■ **PROBLEM DESCRIPTION**
Produce a word-for-word copy of the listing below without its pictures.

---+---

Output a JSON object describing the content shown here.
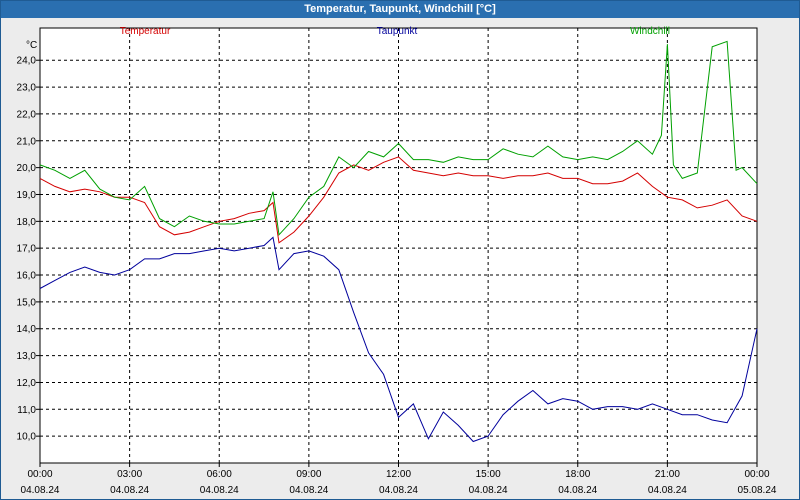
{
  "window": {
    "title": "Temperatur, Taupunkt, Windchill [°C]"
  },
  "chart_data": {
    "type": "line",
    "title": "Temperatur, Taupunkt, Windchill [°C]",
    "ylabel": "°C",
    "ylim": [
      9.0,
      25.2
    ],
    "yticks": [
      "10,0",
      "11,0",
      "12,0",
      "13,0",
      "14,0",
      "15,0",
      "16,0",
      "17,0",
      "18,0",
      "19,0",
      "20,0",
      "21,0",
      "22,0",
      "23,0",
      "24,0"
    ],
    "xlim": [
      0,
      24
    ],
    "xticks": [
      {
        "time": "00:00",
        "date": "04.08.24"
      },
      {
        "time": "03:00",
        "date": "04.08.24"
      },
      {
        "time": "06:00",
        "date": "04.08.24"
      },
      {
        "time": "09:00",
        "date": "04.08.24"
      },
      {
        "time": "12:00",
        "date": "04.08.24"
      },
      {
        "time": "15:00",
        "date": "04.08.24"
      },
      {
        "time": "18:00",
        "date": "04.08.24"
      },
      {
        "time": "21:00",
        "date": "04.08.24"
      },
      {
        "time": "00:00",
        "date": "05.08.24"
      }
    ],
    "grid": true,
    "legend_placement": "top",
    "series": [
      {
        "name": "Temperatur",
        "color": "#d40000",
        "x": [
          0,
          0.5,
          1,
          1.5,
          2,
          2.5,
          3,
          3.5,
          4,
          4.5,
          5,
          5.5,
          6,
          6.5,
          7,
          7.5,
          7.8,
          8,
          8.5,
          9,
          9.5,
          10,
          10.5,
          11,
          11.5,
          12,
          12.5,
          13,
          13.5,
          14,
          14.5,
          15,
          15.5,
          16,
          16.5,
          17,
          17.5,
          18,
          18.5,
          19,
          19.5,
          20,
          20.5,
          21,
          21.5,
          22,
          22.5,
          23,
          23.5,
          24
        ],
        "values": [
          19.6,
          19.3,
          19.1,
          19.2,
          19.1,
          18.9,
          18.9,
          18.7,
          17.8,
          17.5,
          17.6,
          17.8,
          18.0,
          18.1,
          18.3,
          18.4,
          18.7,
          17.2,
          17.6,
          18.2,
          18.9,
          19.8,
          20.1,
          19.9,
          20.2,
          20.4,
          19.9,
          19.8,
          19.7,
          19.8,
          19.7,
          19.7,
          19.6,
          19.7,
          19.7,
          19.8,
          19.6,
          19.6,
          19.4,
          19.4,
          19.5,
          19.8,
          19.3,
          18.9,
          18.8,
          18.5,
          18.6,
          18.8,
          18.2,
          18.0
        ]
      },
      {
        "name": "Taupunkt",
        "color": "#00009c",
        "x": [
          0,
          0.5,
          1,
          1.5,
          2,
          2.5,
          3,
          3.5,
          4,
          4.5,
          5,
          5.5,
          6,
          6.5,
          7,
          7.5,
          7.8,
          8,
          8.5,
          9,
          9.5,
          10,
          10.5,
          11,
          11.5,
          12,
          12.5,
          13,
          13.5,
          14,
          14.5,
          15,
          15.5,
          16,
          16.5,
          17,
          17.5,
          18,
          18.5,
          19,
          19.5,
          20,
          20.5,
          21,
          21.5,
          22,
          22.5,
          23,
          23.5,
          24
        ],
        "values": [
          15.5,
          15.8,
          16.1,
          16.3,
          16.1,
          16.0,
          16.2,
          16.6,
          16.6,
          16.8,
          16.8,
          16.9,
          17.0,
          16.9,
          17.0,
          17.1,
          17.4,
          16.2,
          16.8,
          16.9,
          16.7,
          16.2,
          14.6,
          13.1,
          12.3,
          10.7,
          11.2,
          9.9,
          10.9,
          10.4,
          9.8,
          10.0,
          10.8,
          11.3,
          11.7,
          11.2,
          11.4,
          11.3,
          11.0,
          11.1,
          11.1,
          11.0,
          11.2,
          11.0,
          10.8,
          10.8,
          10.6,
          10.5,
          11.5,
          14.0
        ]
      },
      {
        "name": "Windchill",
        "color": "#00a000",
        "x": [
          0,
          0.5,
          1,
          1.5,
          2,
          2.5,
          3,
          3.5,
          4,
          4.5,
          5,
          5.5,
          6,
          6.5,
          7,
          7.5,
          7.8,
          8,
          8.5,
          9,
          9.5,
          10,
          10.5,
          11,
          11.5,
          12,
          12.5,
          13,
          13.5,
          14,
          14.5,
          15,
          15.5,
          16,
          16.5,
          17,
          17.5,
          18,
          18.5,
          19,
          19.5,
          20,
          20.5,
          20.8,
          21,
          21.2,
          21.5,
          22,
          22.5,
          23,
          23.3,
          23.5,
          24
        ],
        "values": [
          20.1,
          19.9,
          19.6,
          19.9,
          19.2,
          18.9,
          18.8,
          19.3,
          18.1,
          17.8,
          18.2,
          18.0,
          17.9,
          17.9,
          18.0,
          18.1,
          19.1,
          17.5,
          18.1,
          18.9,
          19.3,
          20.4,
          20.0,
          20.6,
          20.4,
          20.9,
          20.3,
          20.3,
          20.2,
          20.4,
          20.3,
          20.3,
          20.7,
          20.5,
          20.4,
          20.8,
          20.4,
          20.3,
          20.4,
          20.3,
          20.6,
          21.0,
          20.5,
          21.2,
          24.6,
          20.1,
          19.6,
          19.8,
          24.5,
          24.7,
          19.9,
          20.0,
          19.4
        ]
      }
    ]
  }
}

---+---

■ **ANSWER TO THE TASK**
Output a JSON object describing the content shown here.
{
  "window": {
    "title": "Temperatur, Taupunkt, Windchill [°C]"
  },
  "chart_data": {
    "type": "line",
    "title": "Temperatur, Taupunkt, Windchill [°C]",
    "ylabel": "°C",
    "ylim": [
      9.0,
      25.2
    ],
    "yticks": [
      "10,0",
      "11,0",
      "12,0",
      "13,0",
      "14,0",
      "15,0",
      "16,0",
      "17,0",
      "18,0",
      "19,0",
      "20,0",
      "21,0",
      "22,0",
      "23,0",
      "24,0"
    ],
    "xlim": [
      0,
      24
    ],
    "xticks": [
      {
        "time": "00:00",
        "date": "04.08.24"
      },
      {
        "time": "03:00",
        "date": "04.08.24"
      },
      {
        "time": "06:00",
        "date": "04.08.24"
      },
      {
        "time": "09:00",
        "date": "04.08.24"
      },
      {
        "time": "12:00",
        "date": "04.08.24"
      },
      {
        "time": "15:00",
        "date": "04.08.24"
      },
      {
        "time": "18:00",
        "date": "04.08.24"
      },
      {
        "time": "21:00",
        "date": "04.08.24"
      },
      {
        "time": "00:00",
        "date": "05.08.24"
      }
    ],
    "grid": true,
    "legend_placement": "top",
    "series": [
      {
        "name": "Temperatur",
        "color": "#d40000",
        "x": [
          0,
          0.5,
          1,
          1.5,
          2,
          2.5,
          3,
          3.5,
          4,
          4.5,
          5,
          5.5,
          6,
          6.5,
          7,
          7.5,
          7.8,
          8,
          8.5,
          9,
          9.5,
          10,
          10.5,
          11,
          11.5,
          12,
          12.5,
          13,
          13.5,
          14,
          14.5,
          15,
          15.5,
          16,
          16.5,
          17,
          17.5,
          18,
          18.5,
          19,
          19.5,
          20,
          20.5,
          21,
          21.5,
          22,
          22.5,
          23,
          23.5,
          24
        ],
        "values": [
          19.6,
          19.3,
          19.1,
          19.2,
          19.1,
          18.9,
          18.9,
          18.7,
          17.8,
          17.5,
          17.6,
          17.8,
          18.0,
          18.1,
          18.3,
          18.4,
          18.7,
          17.2,
          17.6,
          18.2,
          18.9,
          19.8,
          20.1,
          19.9,
          20.2,
          20.4,
          19.9,
          19.8,
          19.7,
          19.8,
          19.7,
          19.7,
          19.6,
          19.7,
          19.7,
          19.8,
          19.6,
          19.6,
          19.4,
          19.4,
          19.5,
          19.8,
          19.3,
          18.9,
          18.8,
          18.5,
          18.6,
          18.8,
          18.2,
          18.0
        ]
      },
      {
        "name": "Taupunkt",
        "color": "#00009c",
        "x": [
          0,
          0.5,
          1,
          1.5,
          2,
          2.5,
          3,
          3.5,
          4,
          4.5,
          5,
          5.5,
          6,
          6.5,
          7,
          7.5,
          7.8,
          8,
          8.5,
          9,
          9.5,
          10,
          10.5,
          11,
          11.5,
          12,
          12.5,
          13,
          13.5,
          14,
          14.5,
          15,
          15.5,
          16,
          16.5,
          17,
          17.5,
          18,
          18.5,
          19,
          19.5,
          20,
          20.5,
          21,
          21.5,
          22,
          22.5,
          23,
          23.5,
          24
        ],
        "values": [
          15.5,
          15.8,
          16.1,
          16.3,
          16.1,
          16.0,
          16.2,
          16.6,
          16.6,
          16.8,
          16.8,
          16.9,
          17.0,
          16.9,
          17.0,
          17.1,
          17.4,
          16.2,
          16.8,
          16.9,
          16.7,
          16.2,
          14.6,
          13.1,
          12.3,
          10.7,
          11.2,
          9.9,
          10.9,
          10.4,
          9.8,
          10.0,
          10.8,
          11.3,
          11.7,
          11.2,
          11.4,
          11.3,
          11.0,
          11.1,
          11.1,
          11.0,
          11.2,
          11.0,
          10.8,
          10.8,
          10.6,
          10.5,
          11.5,
          14.0
        ]
      },
      {
        "name": "Windchill",
        "color": "#00a000",
        "x": [
          0,
          0.5,
          1,
          1.5,
          2,
          2.5,
          3,
          3.5,
          4,
          4.5,
          5,
          5.5,
          6,
          6.5,
          7,
          7.5,
          7.8,
          8,
          8.5,
          9,
          9.5,
          10,
          10.5,
          11,
          11.5,
          12,
          12.5,
          13,
          13.5,
          14,
          14.5,
          15,
          15.5,
          16,
          16.5,
          17,
          17.5,
          18,
          18.5,
          19,
          19.5,
          20,
          20.5,
          20.8,
          21,
          21.2,
          21.5,
          22,
          22.5,
          23,
          23.3,
          23.5,
          24
        ],
        "values": [
          20.1,
          19.9,
          19.6,
          19.9,
          19.2,
          18.9,
          18.8,
          19.3,
          18.1,
          17.8,
          18.2,
          18.0,
          17.9,
          17.9,
          18.0,
          18.1,
          19.1,
          17.5,
          18.1,
          18.9,
          19.3,
          20.4,
          20.0,
          20.6,
          20.4,
          20.9,
          20.3,
          20.3,
          20.2,
          20.4,
          20.3,
          20.3,
          20.7,
          20.5,
          20.4,
          20.8,
          20.4,
          20.3,
          20.4,
          20.3,
          20.6,
          21.0,
          20.5,
          21.2,
          24.6,
          20.1,
          19.6,
          19.8,
          24.5,
          24.7,
          19.9,
          20.0,
          19.4
        ]
      }
    ]
  }
}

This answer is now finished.